:: Task brief ::
Every record that follows must be duplicated exactly, with images left out.

Data excerpts:

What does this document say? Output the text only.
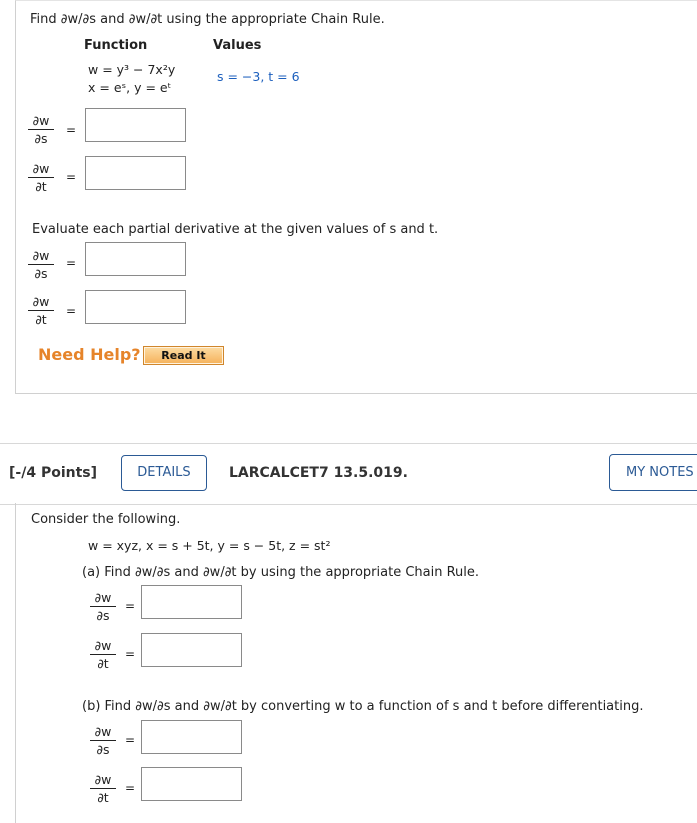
Find ∂w/∂s and ∂w/∂t using the appropriate Chain Rule.
Function	Values
w = y³ − 7x²y
x = eˢ, y = eᵗ
s = −3, t = 6
$\frac{\partial w}{\partial s}$ =
$\frac{\partial w}{\partial t}$ =
Evaluate each partial derivative at the given values of s and t.
$\frac{\partial w}{\partial s}$ =
$\frac{\partial w}{\partial t}$ =
Need Help?	Read It
[-/4 Points]	DETAILS	LARCALCET7 13.5.019.	MY NOTES
Consider the following.
w = xyz, x = s + 5t, y = s − 5t, z = st²
(a) Find ∂w/∂s and ∂w/∂t by using the appropriate Chain Rule.
$\frac{\partial w}{\partial s}$ =
$\frac{\partial w}{\partial t}$ =
(b) Find ∂w/∂s and ∂w/∂t by converting w to a function of s and t before differentiating.
$\frac{\partial w}{\partial s}$ =
$\frac{\partial w}{\partial t}$ =
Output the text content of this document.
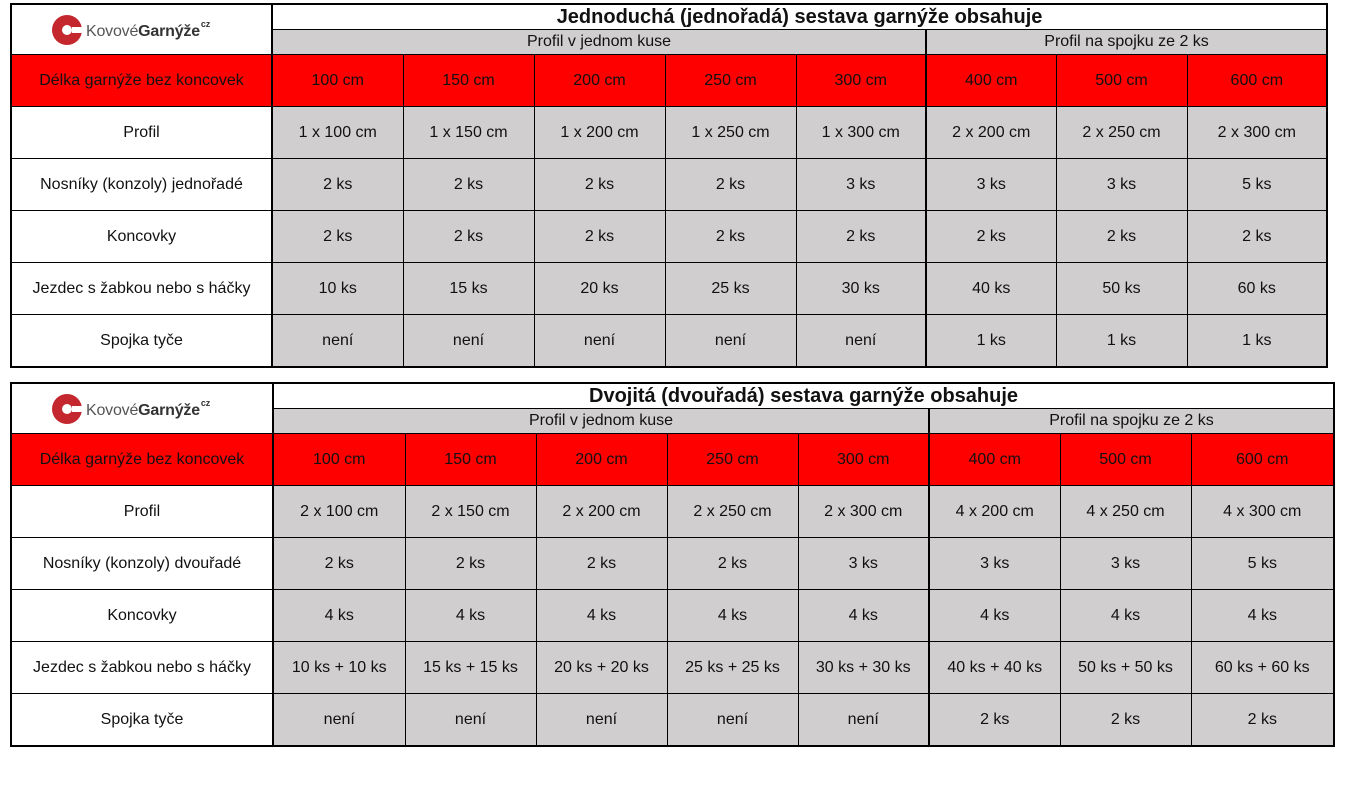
KovovéGarnýže$^{cz}$	Jednoduchá (jednořadá) sestava garnýže obsahuje							
	Profil v jednom kuse					Profil na spojku ze 2 ks		
Délka garnýže bez koncovek	100 cm	150 cm	200 cm	250 cm	300 cm	400 cm	500 cm	600 cm
Profil	1 x 100 cm	1 x 150 cm	1 x 200 cm	1 x 250 cm	1 x 300 cm	2 x 200 cm	2 x 250 cm	2 x 300 cm
Nosníky (konzoly) jednořadé	2 ks	2 ks	2 ks	2 ks	3 ks	3 ks	3 ks	5 ks
Koncovky	2 ks	2 ks	2 ks	2 ks	2 ks	2 ks	2 ks	2 ks
Jezdec s žabkou nebo s háčky	10 ks	15 ks	20 ks	25 ks	30 ks	40 ks	50 ks	60 ks
Spojka tyče	není	není	není	není	není	1 ks	1 ks	1 ks
KovovéGarnýže$^{cz}$	Dvojitá (dvouřadá) sestava garnýže obsahuje							
	Profil v jednom kuse					Profil na spojku ze 2 ks		
Délka garnýže bez koncovek	100 cm	150 cm	200 cm	250 cm	300 cm	400 cm	500 cm	600 cm
Profil	2 x 100 cm	2 x 150 cm	2 x 200 cm	2 x 250 cm	2 x 300 cm	4 x 200 cm	4 x 250 cm	4 x 300 cm
Nosníky (konzoly) dvouřadé	2 ks	2 ks	2 ks	2 ks	3 ks	3 ks	3 ks	5 ks
Koncovky	4 ks	4 ks	4 ks	4 ks	4 ks	4 ks	4 ks	4 ks
Jezdec s žabkou nebo s háčky	10 ks + 10 ks	15 ks + 15 ks	20 ks + 20 ks	25 ks + 25 ks	30 ks + 30 ks	40 ks + 40 ks	50 ks + 50 ks	60 ks + 60 ks
Spojka tyče	není	není	není	není	není	2 ks	2 ks	2 ks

:: Exercise response ::
What does this document say? Output the text only.
Find ∂w/∂s and ∂w/∂t using the appropriate Chain Rule.
Function	Values
w = y³ − 7x²y
x = eˢ, y = eᵗ
s = −3, t = 6
$\frac{\partial w}{\partial s}$ =
$\frac{\partial w}{\partial t}$ =
Evaluate each partial derivative at the given values of s and t.
$\frac{\partial w}{\partial s}$ =
$\frac{\partial w}{\partial t}$ =
Need Help?	Read It
[-/4 Points]	DETAILS	LARCALCET7 13.5.019.	MY NOTES
Consider the following.
w = xyz, x = s + 5t, y = s − 5t, z = st²
(a) Find ∂w/∂s and ∂w/∂t by using the appropriate Chain Rule.
$\frac{\partial w}{\partial s}$ =
$\frac{\partial w}{\partial t}$ =
(b) Find ∂w/∂s and ∂w/∂t by converting w to a function of s and t before differentiating.
$\frac{\partial w}{\partial s}$ =
$\frac{\partial w}{\partial t}$ =
Output the text content of this document.
KovovéGarnýže$^{cz}$	Jednoduchá (jednořadá) sestava garnýže obsahuje							
	Profil v jednom kuse					Profil na spojku ze 2 ks		
Délka garnýže bez koncovek	100 cm	150 cm	200 cm	250 cm	300 cm	400 cm	500 cm	600 cm
Profil	1 x 100 cm	1 x 150 cm	1 x 200 cm	1 x 250 cm	1 x 300 cm	2 x 200 cm	2 x 250 cm	2 x 300 cm
Nosníky (konzoly) jednořadé	2 ks	2 ks	2 ks	2 ks	3 ks	3 ks	3 ks	5 ks
Koncovky	2 ks	2 ks	2 ks	2 ks	2 ks	2 ks	2 ks	2 ks
Jezdec s žabkou nebo s háčky	10 ks	15 ks	20 ks	25 ks	30 ks	40 ks	50 ks	60 ks
Spojka tyče	není	není	není	není	není	1 ks	1 ks	1 ks
KovovéGarnýže$^{cz}$	Dvojitá (dvouřadá) sestava garnýže obsahuje							
	Profil v jednom kuse					Profil na spojku ze 2 ks		
Délka garnýže bez koncovek	100 cm	150 cm	200 cm	250 cm	300 cm	400 cm	500 cm	600 cm
Profil	2 x 100 cm	2 x 150 cm	2 x 200 cm	2 x 250 cm	2 x 300 cm	4 x 200 cm	4 x 250 cm	4 x 300 cm
Nosníky (konzoly) dvouřadé	2 ks	2 ks	2 ks	2 ks	3 ks	3 ks	3 ks	5 ks
Koncovky	4 ks	4 ks	4 ks	4 ks	4 ks	4 ks	4 ks	4 ks
Jezdec s žabkou nebo s háčky	10 ks + 10 ks	15 ks + 15 ks	20 ks + 20 ks	25 ks + 25 ks	30 ks + 30 ks	40 ks + 40 ks	50 ks + 50 ks	60 ks + 60 ks
Spojka tyče	není	není	není	není	není	2 ks	2 ks	2 ks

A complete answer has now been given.